To do:
Extract each line of the records below that contains the word "screenshot".

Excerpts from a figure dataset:

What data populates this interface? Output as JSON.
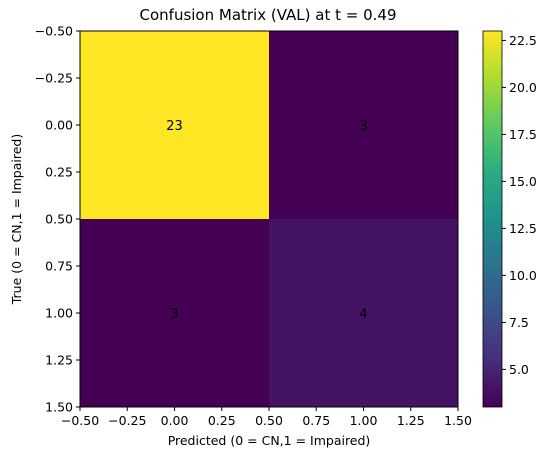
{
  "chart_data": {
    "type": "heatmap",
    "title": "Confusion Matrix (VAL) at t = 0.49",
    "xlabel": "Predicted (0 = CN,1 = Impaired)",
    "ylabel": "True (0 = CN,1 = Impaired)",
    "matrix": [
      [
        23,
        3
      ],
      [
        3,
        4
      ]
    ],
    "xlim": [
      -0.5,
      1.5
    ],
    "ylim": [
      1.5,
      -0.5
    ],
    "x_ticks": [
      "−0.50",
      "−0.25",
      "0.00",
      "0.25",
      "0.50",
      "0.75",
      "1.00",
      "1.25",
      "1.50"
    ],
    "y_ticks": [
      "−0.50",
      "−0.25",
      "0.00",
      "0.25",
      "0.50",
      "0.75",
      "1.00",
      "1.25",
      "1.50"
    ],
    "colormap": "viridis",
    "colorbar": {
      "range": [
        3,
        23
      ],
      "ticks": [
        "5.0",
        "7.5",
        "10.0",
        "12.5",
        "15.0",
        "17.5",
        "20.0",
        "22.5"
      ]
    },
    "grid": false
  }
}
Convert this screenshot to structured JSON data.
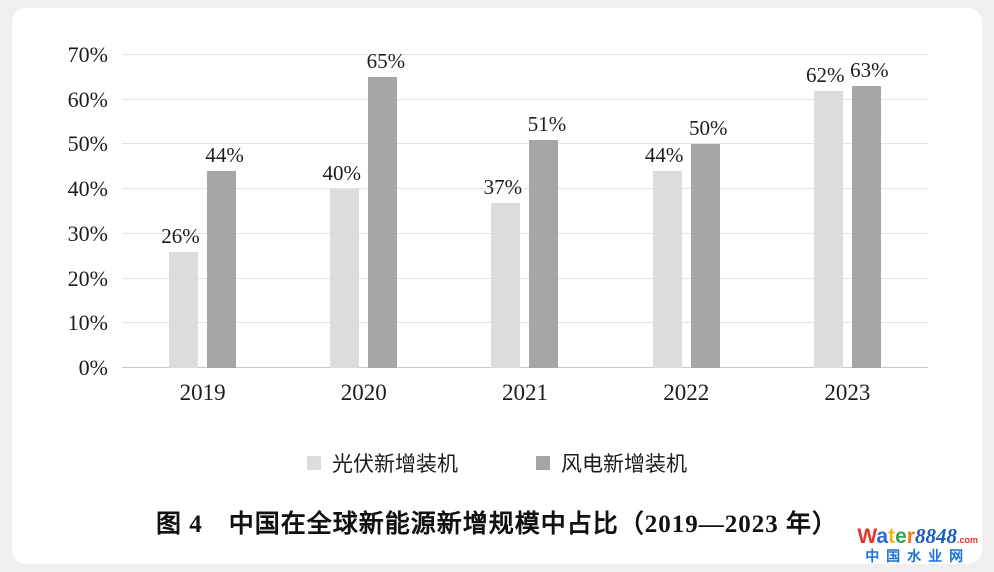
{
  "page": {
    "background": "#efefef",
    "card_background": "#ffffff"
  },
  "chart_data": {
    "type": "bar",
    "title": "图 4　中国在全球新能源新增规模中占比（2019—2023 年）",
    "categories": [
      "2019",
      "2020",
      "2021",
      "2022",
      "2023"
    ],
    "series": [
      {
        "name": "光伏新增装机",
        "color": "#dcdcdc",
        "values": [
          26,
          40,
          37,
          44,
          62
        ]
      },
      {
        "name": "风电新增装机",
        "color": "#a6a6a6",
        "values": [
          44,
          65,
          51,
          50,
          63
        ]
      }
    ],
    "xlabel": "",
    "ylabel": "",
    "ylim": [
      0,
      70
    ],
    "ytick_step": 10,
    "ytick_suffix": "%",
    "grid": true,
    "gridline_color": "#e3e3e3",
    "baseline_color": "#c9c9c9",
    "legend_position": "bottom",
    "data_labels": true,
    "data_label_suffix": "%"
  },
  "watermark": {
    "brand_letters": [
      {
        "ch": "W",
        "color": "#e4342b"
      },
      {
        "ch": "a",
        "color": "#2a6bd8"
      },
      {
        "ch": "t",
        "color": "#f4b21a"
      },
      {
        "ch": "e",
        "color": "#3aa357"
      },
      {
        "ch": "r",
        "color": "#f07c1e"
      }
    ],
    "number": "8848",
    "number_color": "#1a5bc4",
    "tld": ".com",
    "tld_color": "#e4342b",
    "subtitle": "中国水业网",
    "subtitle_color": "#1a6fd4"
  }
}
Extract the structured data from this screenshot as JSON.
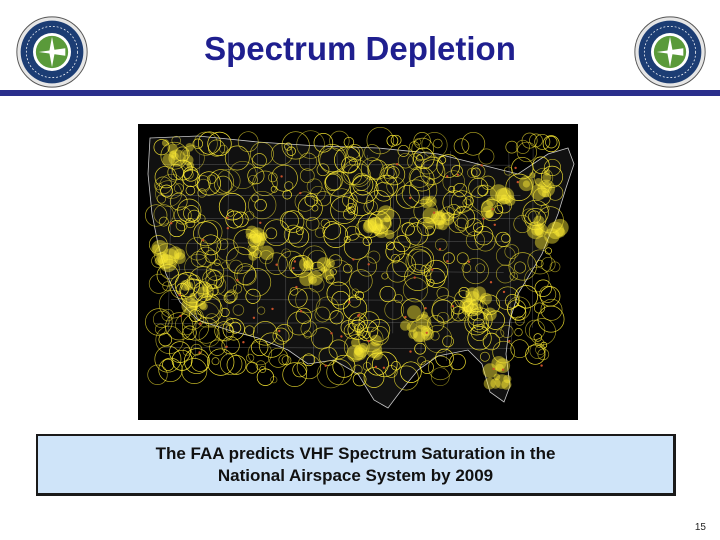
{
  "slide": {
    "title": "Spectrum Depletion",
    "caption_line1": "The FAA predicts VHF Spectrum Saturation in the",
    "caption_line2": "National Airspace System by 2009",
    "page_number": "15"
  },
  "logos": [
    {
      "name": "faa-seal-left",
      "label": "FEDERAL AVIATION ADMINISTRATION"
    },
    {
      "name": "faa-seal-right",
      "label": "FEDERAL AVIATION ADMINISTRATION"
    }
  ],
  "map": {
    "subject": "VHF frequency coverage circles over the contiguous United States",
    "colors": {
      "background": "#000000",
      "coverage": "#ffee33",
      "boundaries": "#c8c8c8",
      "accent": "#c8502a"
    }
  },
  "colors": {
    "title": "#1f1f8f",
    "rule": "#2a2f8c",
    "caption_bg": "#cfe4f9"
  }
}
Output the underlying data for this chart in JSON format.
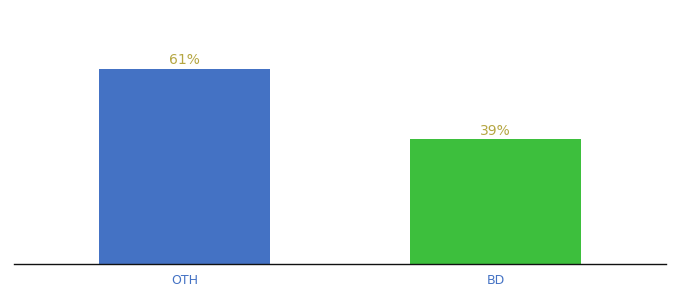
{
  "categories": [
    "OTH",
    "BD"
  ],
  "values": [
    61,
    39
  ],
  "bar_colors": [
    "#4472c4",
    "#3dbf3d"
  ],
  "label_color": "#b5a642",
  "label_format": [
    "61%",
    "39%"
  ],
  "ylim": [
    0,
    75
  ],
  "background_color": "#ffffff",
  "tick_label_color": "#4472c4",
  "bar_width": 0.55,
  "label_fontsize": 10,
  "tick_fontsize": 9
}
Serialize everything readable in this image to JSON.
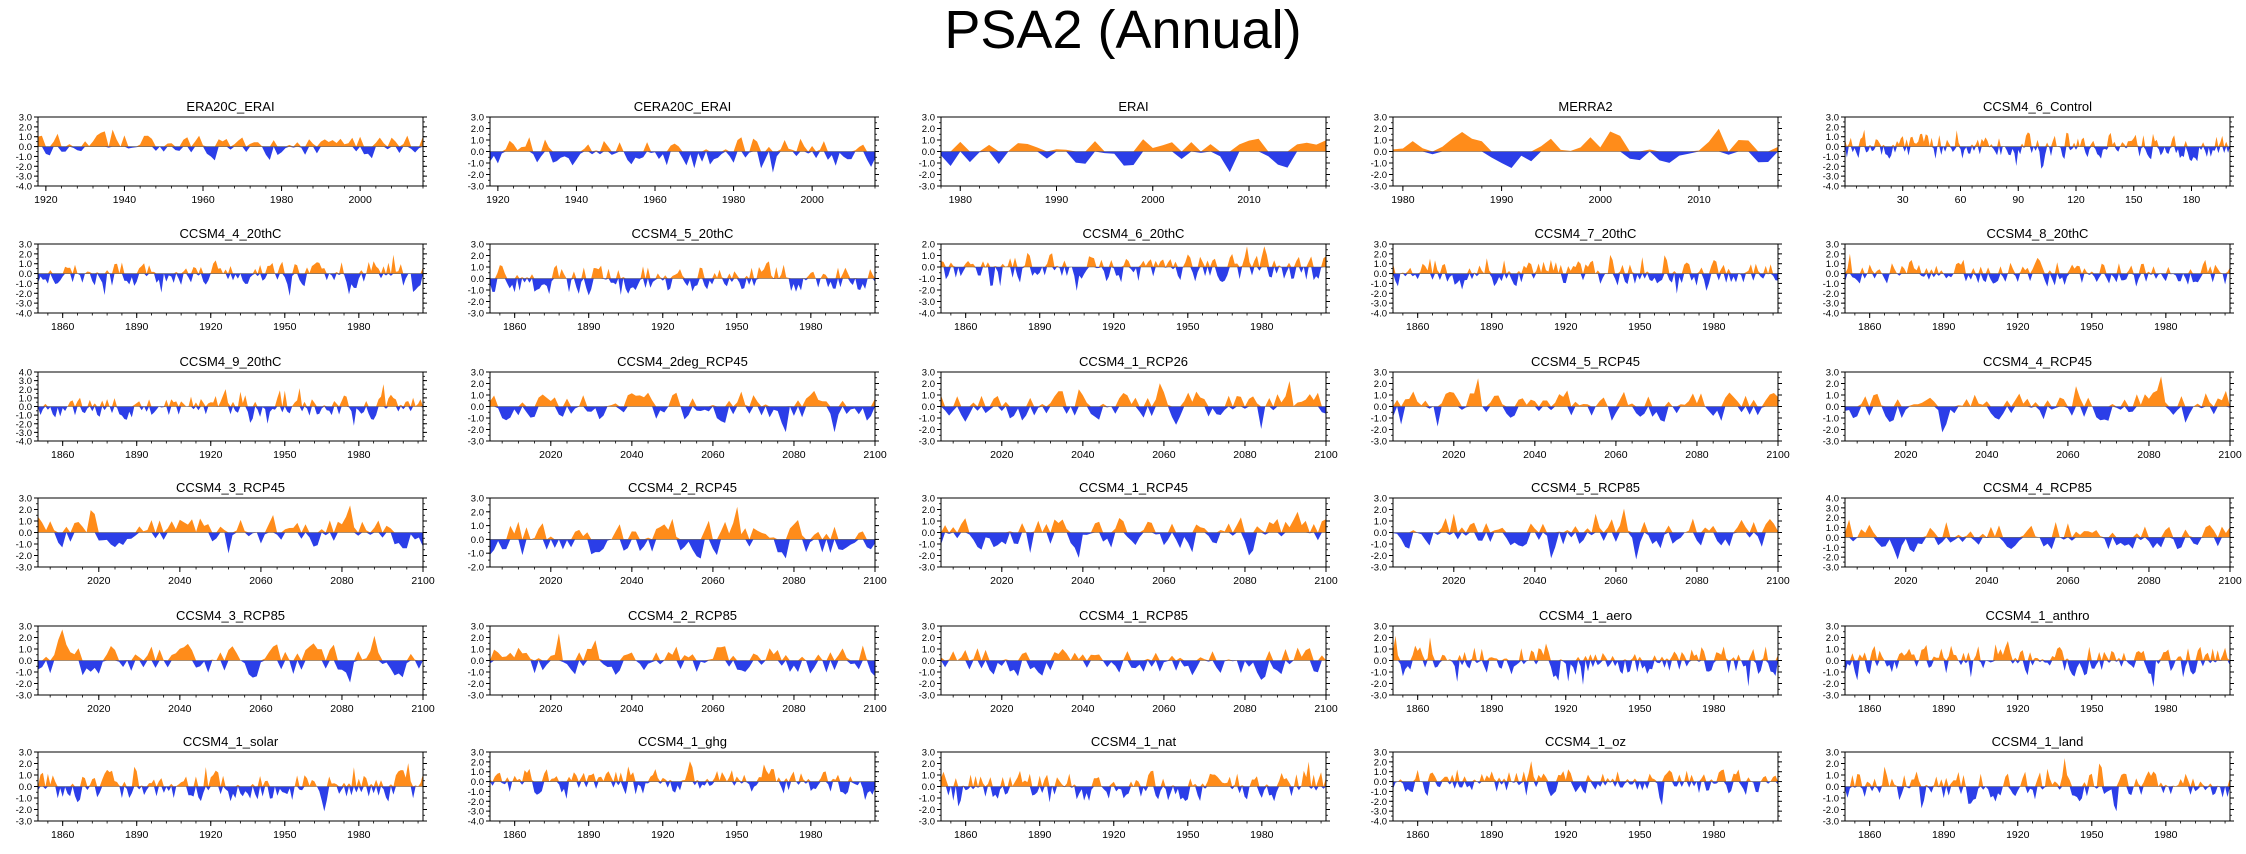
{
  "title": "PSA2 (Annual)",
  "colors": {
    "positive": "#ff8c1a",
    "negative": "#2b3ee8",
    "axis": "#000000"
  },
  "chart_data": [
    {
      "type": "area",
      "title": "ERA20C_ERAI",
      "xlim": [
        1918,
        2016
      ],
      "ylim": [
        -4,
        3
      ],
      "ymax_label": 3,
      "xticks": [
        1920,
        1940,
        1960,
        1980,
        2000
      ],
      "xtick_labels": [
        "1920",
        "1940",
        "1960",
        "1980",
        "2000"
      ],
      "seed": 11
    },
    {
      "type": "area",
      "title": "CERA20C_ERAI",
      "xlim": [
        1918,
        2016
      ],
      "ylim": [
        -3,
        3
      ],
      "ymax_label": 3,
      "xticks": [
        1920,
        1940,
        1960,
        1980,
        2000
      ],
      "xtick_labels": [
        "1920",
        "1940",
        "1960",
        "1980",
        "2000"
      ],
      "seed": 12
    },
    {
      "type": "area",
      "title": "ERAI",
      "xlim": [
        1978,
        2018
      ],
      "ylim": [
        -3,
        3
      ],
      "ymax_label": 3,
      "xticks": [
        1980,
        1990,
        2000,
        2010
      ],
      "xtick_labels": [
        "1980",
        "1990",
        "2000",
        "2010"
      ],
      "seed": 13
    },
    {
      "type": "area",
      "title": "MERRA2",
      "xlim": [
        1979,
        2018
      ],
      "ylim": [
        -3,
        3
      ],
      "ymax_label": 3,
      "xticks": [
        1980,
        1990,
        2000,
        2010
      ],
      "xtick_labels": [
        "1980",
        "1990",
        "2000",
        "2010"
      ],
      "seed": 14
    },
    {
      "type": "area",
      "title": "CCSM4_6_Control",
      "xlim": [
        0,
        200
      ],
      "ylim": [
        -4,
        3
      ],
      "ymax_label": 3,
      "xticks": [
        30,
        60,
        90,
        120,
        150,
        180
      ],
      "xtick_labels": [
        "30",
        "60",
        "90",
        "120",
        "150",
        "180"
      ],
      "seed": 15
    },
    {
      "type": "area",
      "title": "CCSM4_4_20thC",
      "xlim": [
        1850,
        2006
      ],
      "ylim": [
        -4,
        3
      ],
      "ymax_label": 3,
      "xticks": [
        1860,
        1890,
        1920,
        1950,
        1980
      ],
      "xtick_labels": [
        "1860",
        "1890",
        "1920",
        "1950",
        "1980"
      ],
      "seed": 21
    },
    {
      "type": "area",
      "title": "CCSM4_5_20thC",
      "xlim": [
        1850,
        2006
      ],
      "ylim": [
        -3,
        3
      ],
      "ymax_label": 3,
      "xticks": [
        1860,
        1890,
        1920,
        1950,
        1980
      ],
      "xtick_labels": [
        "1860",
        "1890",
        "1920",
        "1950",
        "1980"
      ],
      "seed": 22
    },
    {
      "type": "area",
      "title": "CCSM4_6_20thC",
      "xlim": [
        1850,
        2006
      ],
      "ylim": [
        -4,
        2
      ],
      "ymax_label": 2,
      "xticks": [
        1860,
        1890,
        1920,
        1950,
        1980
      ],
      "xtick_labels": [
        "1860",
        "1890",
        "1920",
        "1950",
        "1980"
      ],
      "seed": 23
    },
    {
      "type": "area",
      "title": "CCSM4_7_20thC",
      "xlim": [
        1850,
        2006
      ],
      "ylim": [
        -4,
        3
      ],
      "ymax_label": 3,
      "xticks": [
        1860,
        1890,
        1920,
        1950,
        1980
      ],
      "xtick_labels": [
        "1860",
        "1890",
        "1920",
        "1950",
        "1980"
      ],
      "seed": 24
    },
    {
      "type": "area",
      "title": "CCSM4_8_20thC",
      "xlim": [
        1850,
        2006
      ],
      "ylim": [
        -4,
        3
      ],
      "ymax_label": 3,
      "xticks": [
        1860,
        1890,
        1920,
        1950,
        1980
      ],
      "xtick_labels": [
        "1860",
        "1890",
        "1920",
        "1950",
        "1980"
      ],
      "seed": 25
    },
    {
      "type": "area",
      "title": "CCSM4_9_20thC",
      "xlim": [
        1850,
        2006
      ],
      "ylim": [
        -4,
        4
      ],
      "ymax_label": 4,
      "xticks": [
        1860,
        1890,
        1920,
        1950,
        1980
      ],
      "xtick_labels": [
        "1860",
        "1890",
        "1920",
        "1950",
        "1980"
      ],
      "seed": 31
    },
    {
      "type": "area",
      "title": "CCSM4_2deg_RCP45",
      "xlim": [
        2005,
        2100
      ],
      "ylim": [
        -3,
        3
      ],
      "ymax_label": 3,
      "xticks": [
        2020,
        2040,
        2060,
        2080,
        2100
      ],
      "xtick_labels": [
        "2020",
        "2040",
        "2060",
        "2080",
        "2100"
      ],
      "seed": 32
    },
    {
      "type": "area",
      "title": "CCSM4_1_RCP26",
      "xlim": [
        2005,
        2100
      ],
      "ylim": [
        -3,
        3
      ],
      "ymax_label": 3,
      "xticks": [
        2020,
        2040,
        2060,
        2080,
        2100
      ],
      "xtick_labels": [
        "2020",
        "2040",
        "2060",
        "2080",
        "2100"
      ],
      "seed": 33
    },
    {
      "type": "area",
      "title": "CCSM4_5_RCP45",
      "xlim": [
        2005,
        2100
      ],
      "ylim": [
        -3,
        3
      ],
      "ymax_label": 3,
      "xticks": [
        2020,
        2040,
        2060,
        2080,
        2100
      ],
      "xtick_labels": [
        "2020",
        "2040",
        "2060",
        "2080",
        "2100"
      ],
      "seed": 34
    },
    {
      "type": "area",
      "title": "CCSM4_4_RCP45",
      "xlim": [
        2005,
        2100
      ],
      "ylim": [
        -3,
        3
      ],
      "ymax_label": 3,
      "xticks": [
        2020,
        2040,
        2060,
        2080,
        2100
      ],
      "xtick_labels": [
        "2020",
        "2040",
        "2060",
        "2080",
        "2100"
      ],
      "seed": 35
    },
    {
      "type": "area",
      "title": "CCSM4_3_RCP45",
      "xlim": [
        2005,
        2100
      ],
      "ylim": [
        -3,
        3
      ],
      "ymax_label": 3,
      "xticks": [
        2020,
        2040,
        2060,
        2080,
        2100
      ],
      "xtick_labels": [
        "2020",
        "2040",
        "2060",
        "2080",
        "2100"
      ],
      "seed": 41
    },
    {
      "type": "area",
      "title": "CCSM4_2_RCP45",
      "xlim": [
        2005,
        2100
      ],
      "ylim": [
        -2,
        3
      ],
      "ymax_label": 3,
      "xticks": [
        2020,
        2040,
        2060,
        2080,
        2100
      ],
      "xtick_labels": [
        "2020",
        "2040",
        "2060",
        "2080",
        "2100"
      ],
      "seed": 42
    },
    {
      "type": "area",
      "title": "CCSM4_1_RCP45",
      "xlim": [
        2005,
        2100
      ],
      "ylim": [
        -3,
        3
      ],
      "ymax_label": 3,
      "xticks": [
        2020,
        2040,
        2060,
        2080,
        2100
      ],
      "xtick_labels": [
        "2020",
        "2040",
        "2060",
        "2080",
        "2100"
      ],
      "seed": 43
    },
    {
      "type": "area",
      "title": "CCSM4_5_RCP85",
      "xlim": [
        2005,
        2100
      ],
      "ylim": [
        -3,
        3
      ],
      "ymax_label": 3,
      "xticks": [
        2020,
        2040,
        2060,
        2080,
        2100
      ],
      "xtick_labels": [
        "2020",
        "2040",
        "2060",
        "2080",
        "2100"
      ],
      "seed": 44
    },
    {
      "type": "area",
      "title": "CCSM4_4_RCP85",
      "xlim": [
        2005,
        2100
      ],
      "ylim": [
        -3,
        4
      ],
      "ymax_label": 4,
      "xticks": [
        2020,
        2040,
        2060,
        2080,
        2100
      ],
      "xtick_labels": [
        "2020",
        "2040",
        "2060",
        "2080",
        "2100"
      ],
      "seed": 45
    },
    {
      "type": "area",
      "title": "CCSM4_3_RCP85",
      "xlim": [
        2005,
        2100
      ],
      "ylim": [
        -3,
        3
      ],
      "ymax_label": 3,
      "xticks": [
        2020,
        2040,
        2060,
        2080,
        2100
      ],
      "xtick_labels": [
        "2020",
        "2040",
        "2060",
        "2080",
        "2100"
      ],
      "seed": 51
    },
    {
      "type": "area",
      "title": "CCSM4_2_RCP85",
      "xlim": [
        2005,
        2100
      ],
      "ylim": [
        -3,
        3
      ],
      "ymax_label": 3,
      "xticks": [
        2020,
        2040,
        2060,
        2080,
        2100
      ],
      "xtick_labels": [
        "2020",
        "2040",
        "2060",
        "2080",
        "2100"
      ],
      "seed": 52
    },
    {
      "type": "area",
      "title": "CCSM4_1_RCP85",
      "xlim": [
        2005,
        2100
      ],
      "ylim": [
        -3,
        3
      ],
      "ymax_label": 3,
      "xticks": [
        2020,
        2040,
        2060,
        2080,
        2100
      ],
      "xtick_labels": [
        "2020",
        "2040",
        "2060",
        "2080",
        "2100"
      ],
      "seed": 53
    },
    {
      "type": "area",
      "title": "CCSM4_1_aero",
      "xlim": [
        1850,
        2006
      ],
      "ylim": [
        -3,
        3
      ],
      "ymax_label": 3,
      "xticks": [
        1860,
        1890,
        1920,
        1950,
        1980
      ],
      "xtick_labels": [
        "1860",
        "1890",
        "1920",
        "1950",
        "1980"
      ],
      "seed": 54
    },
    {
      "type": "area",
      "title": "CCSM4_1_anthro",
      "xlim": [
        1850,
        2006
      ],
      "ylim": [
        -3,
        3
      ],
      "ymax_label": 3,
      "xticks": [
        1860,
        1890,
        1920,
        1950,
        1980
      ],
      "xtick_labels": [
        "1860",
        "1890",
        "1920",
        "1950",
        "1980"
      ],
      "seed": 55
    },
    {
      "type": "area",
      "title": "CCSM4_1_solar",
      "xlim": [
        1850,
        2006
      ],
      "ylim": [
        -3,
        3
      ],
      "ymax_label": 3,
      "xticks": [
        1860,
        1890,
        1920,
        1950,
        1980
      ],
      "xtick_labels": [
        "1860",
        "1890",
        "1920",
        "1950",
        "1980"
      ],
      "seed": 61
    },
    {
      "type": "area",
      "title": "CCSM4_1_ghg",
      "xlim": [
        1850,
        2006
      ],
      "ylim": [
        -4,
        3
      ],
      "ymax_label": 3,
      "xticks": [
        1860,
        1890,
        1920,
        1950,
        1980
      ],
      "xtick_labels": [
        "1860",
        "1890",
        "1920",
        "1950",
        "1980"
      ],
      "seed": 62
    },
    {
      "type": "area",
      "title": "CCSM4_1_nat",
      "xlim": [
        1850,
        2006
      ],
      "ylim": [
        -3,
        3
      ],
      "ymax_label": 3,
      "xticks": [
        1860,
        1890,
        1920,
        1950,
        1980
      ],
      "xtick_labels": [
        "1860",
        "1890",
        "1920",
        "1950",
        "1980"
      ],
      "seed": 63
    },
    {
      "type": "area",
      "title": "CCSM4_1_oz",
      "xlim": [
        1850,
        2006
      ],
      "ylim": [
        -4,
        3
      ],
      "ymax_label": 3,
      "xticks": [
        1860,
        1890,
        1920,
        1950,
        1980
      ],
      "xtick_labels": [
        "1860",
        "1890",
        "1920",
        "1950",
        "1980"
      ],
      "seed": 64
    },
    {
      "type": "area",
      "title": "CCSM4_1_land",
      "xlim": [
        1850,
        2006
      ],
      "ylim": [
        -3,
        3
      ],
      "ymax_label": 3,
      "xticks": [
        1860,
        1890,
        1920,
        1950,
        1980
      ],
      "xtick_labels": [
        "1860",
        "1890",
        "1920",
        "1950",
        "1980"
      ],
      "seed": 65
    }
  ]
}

Answer to the task:
Convert this screenshot to structured JSON data.
Extract the structured data from this screenshot as JSON.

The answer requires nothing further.